Look through the data for the string "Creek". Copy every line where it is found.

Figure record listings
•••
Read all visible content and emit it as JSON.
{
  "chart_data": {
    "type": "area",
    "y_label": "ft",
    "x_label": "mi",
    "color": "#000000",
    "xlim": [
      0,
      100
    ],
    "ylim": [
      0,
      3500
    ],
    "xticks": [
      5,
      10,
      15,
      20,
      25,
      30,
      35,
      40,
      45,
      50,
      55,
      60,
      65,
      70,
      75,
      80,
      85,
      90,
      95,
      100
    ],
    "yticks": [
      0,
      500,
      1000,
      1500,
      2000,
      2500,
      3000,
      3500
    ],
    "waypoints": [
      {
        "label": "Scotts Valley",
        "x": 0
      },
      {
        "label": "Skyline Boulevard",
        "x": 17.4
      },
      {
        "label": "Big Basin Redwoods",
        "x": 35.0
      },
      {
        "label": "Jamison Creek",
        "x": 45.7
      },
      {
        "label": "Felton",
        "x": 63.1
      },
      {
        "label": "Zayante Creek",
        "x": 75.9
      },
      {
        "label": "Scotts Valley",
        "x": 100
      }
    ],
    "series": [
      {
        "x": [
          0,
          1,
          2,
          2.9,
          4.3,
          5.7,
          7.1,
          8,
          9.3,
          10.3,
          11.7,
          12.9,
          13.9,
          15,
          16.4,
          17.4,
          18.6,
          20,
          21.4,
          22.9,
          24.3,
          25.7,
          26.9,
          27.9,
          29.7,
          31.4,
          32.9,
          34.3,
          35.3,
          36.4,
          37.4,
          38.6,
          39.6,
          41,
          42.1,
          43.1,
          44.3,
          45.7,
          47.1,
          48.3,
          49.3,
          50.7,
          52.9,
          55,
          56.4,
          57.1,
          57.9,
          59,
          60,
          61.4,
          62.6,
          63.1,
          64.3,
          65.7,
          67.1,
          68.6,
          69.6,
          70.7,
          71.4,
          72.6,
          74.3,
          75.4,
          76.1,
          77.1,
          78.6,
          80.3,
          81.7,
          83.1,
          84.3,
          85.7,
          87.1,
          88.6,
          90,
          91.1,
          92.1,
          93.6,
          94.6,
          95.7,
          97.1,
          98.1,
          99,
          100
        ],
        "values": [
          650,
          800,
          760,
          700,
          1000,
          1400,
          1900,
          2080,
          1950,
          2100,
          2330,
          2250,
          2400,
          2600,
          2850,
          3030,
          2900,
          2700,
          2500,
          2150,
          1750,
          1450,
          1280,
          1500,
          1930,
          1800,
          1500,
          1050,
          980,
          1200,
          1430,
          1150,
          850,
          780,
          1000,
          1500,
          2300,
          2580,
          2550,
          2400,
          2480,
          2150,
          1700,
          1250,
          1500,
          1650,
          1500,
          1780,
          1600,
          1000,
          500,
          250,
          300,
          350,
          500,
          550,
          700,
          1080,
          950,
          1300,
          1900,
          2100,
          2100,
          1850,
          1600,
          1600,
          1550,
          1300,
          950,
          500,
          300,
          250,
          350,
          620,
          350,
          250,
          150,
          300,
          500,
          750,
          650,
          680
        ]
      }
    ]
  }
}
•••
▶ Exercise solution:
        "label": "Jamison Creek",
        "label": "Zayante Creek",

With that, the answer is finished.